> [Texte source]:
▬▬▬▬▬▬

C'est un thriller psychologique passionnant et tortueux, qu'il faut découvrir en ce moment sur Prime Vidéo. La fabuleuse Erin Doherty, révélé dans The Crown (elle était la Princesse Anne) incarne Becky, une jeune anglaise paumée de Bristol, qui va s'inventer une vie et une identité, pour enquêter sur la mort de son ex-BFF. Chloe était sa meilleure amie, lorsqu'elles étaient adolescentes. Mais elles ont fini par se perdre de vue. Alors quand elle va apprendre son suicide, via les réseaux sociaux, Becky va devenir Sasha, pour s'incruster dans le cercle prisé des proches de Chloe... Un univers de faux-semblants et une envoûtante histoire d'imposture créée, écrite et réalisé par Alice Seabright. Elle nous dit tout.



Comment est nées Chloe, mais aussi Becky, alias Sasha ?

▬▬▬▬▬▬

> [Consigne]: Dans le texte sur ce thriller psychologique, quel nom Becky adopte-t-elle pour s'incruster dans le cercle des proches de Chloe ?

> [Données extraites]:
▬▬▬▬▬▬

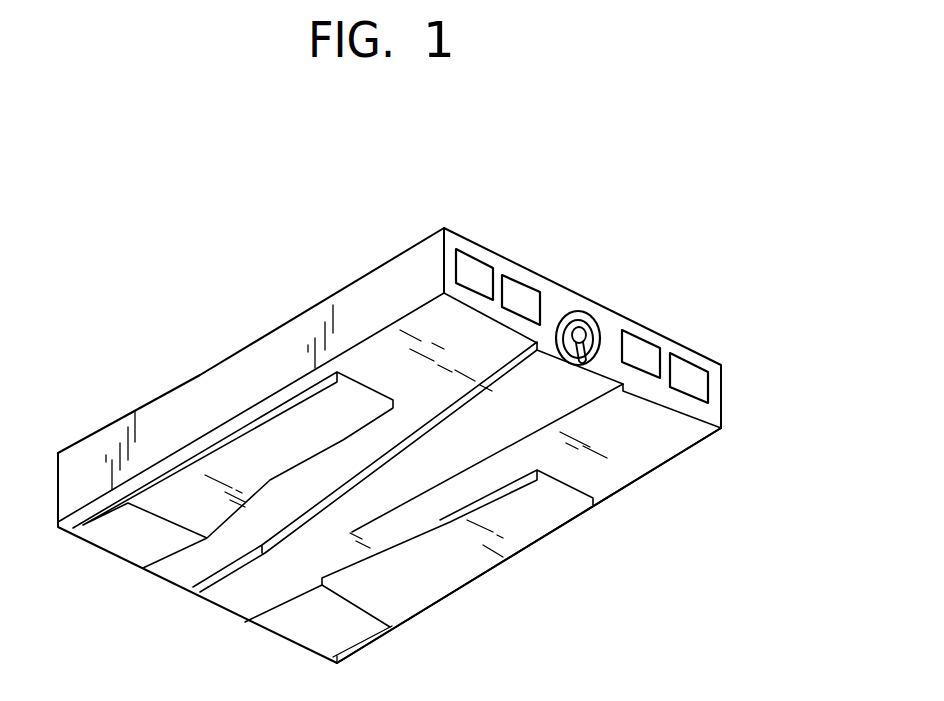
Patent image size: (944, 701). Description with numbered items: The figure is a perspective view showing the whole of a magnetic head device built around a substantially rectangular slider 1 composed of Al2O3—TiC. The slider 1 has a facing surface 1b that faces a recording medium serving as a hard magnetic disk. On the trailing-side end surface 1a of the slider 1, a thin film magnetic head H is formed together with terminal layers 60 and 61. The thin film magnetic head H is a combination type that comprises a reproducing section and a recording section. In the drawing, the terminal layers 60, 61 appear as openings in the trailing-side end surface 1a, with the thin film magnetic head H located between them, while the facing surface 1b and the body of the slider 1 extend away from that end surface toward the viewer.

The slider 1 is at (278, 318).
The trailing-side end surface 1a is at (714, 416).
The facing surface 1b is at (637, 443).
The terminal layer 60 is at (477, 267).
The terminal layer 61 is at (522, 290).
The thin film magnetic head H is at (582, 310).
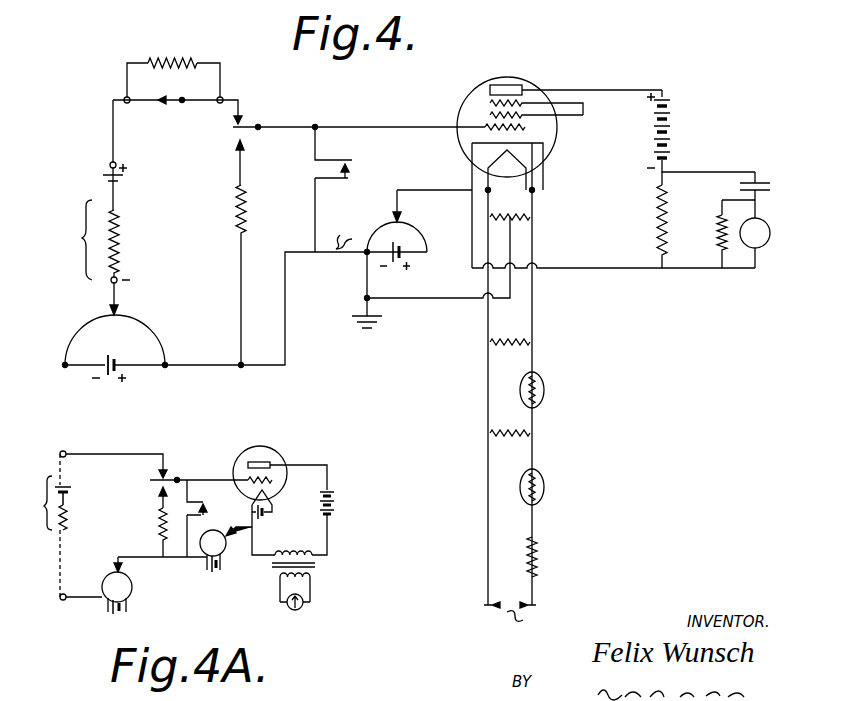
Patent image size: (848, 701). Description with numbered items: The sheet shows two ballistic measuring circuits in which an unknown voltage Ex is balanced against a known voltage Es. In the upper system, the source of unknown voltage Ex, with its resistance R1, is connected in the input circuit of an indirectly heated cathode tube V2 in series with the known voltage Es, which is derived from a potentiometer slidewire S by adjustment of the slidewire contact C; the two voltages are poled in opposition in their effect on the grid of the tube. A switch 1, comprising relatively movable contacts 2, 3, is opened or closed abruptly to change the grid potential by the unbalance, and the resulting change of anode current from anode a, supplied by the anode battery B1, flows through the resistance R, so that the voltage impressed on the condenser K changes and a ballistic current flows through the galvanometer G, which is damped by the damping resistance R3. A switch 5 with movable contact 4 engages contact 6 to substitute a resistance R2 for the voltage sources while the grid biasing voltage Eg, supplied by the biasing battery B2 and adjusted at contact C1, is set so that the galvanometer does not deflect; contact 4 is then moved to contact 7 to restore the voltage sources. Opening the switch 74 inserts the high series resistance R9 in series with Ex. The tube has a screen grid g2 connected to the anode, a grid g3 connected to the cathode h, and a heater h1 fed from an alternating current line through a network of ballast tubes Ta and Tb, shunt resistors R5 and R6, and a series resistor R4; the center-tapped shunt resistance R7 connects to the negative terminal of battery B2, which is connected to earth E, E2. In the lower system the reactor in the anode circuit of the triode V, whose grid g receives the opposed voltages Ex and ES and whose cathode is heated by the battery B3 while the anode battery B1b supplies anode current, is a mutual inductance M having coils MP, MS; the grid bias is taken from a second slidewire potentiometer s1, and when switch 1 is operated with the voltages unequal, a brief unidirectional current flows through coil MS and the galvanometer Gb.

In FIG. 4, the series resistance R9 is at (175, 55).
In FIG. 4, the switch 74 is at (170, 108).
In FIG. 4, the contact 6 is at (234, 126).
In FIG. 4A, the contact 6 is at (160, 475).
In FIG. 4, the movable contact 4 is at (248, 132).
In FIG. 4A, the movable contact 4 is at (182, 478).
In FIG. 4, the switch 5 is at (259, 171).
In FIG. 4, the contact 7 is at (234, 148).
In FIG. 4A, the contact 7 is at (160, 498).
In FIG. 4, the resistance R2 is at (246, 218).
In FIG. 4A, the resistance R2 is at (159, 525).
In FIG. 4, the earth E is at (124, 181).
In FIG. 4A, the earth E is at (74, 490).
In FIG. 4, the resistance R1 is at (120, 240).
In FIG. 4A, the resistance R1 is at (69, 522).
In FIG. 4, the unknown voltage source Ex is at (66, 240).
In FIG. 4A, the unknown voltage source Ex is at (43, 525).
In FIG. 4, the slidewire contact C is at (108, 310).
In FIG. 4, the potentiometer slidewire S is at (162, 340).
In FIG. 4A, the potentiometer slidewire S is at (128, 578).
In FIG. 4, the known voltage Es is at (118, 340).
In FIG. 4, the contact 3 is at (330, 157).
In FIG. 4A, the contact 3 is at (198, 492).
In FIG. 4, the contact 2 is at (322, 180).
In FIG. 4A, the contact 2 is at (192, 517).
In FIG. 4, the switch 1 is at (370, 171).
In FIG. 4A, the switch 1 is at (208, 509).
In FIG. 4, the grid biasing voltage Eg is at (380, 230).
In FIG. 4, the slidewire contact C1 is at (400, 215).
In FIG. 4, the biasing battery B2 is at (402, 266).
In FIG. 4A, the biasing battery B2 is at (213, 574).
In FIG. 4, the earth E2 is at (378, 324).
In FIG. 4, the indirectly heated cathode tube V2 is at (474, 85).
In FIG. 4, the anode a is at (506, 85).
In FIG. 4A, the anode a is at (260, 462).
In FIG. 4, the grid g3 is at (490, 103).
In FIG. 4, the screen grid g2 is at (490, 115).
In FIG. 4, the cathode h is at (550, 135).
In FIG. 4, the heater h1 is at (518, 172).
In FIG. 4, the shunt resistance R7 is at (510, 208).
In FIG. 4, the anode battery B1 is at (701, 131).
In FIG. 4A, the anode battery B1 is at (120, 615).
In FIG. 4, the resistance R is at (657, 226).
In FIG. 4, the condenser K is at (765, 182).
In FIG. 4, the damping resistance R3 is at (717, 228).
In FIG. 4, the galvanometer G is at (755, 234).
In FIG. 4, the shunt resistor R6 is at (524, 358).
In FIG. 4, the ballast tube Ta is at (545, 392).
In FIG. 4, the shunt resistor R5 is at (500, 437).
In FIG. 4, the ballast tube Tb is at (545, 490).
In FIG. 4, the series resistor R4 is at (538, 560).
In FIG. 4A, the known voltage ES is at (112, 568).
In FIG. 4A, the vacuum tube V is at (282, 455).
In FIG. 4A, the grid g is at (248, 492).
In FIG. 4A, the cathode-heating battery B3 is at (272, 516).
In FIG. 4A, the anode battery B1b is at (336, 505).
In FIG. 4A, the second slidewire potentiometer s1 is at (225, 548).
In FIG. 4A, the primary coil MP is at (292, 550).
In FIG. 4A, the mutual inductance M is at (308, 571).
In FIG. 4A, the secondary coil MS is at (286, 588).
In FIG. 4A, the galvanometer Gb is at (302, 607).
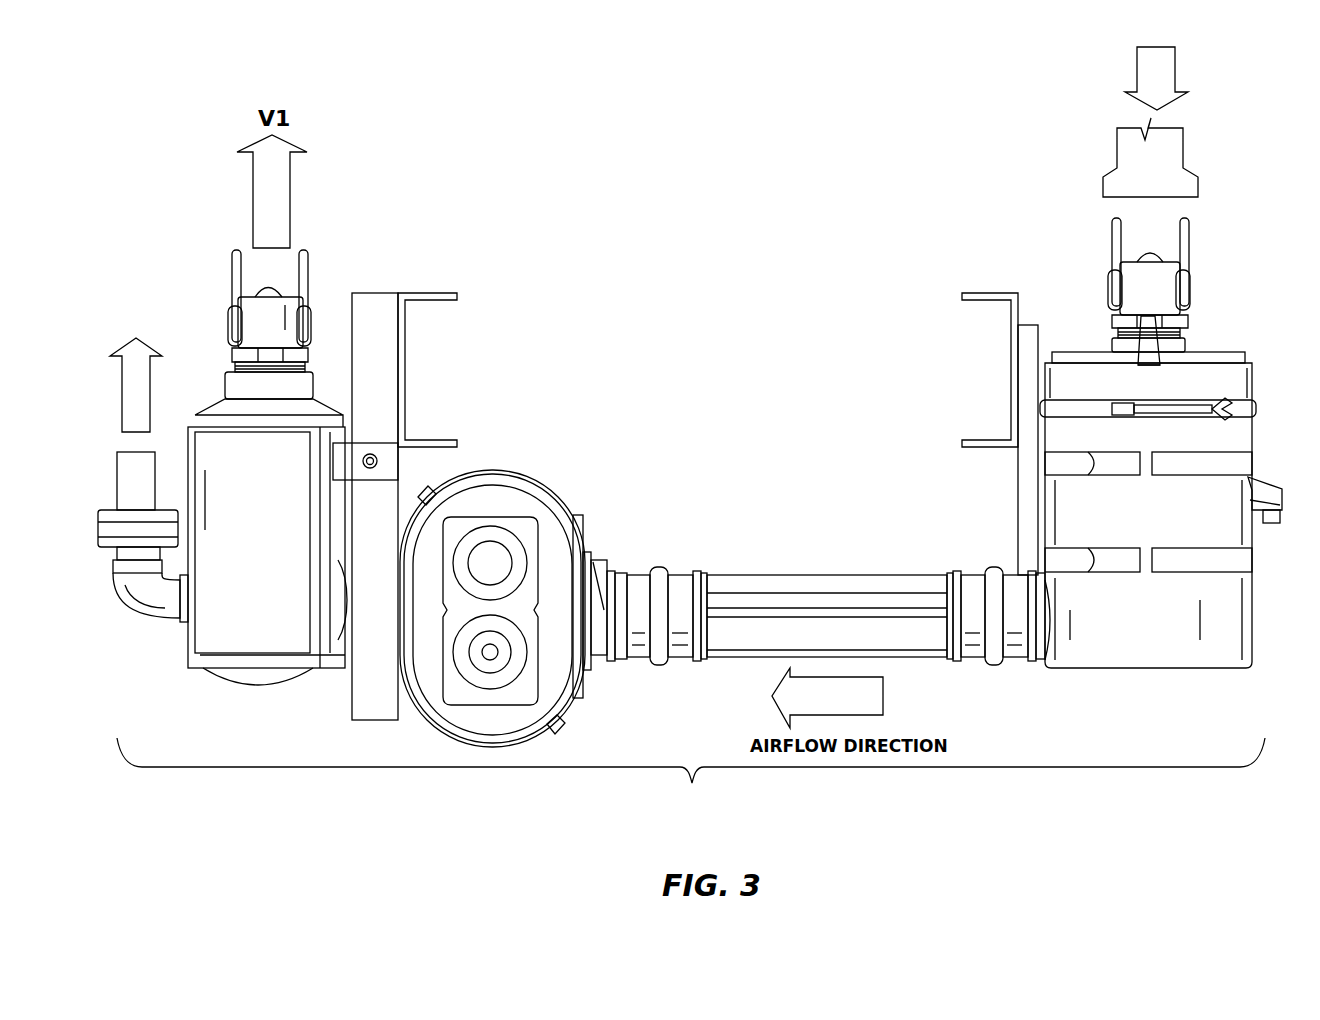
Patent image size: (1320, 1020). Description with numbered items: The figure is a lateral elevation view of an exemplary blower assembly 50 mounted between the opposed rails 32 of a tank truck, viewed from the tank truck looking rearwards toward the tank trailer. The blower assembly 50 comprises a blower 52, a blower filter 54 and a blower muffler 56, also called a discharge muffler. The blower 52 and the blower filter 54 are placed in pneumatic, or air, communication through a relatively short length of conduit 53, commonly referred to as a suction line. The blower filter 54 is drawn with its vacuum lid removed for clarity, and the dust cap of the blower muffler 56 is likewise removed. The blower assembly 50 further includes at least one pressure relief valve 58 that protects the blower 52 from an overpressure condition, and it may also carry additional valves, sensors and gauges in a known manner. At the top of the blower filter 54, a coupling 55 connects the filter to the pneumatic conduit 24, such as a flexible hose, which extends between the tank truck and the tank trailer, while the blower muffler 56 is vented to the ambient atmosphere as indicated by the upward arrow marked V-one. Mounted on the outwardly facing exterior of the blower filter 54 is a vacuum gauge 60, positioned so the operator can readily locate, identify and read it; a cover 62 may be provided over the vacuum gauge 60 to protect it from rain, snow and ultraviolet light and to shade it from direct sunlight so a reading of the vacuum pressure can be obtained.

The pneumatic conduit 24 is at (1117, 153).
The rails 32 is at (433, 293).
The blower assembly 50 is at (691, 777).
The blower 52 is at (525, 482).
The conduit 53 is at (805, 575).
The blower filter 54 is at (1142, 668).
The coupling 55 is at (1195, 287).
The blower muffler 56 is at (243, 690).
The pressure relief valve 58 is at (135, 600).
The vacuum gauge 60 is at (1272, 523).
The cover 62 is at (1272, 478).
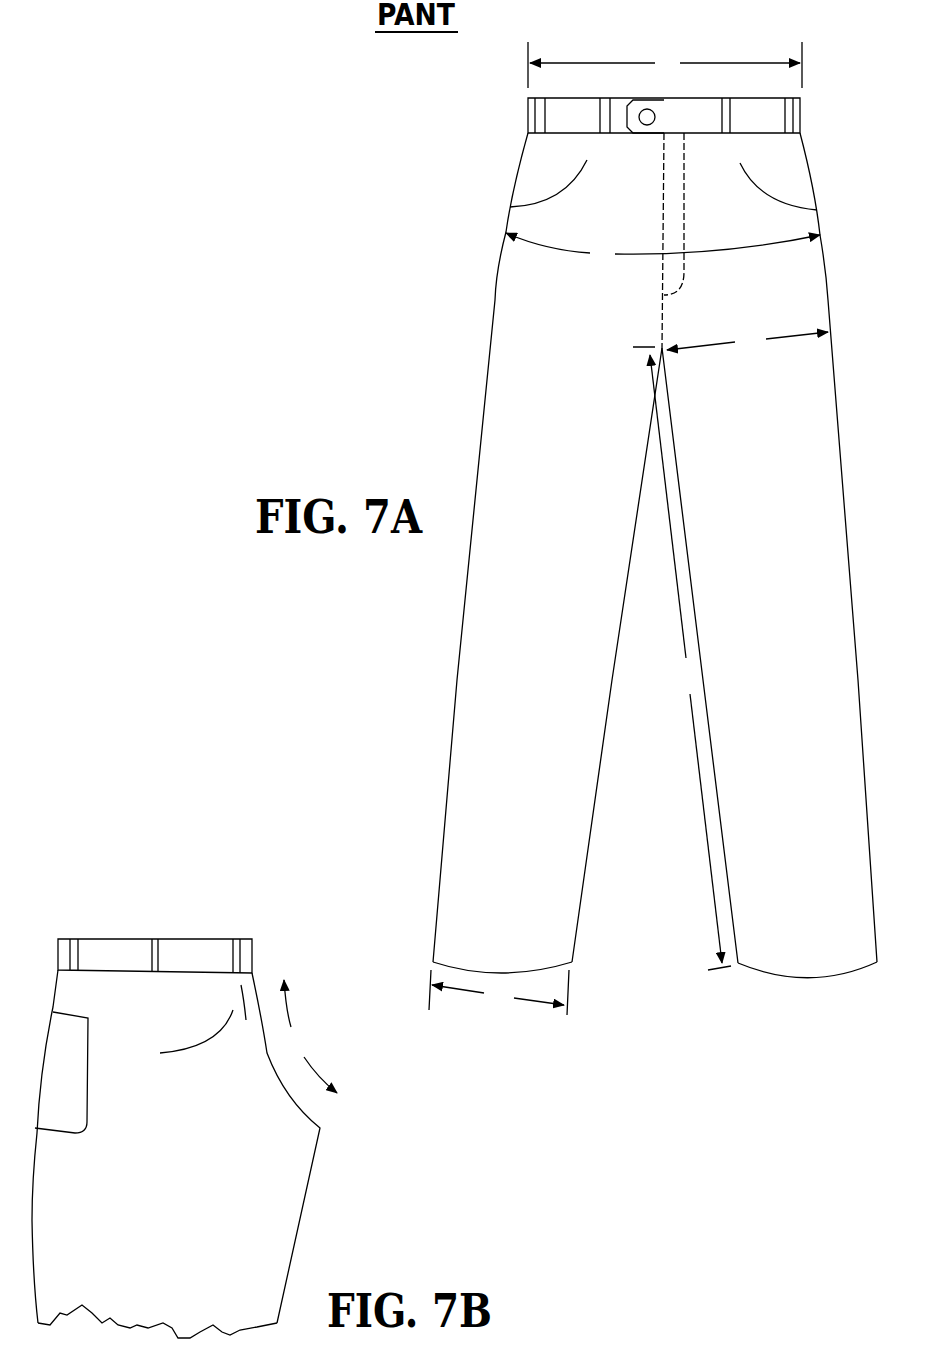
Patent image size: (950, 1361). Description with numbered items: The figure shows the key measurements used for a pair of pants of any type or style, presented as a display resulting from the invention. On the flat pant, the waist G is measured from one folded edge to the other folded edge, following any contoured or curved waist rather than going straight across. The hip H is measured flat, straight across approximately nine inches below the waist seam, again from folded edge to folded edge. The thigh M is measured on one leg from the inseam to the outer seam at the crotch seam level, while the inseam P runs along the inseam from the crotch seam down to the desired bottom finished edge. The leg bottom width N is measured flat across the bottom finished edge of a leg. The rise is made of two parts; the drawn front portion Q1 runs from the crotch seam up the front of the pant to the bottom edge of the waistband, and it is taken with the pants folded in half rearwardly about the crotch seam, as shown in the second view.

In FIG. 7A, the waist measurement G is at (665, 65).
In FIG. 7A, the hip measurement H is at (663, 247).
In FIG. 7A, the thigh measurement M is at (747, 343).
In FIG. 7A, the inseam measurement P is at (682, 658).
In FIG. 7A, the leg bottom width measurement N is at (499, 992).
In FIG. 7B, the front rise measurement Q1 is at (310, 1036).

▬▬▬▬▬▬

> [Corrigé]: Sasha.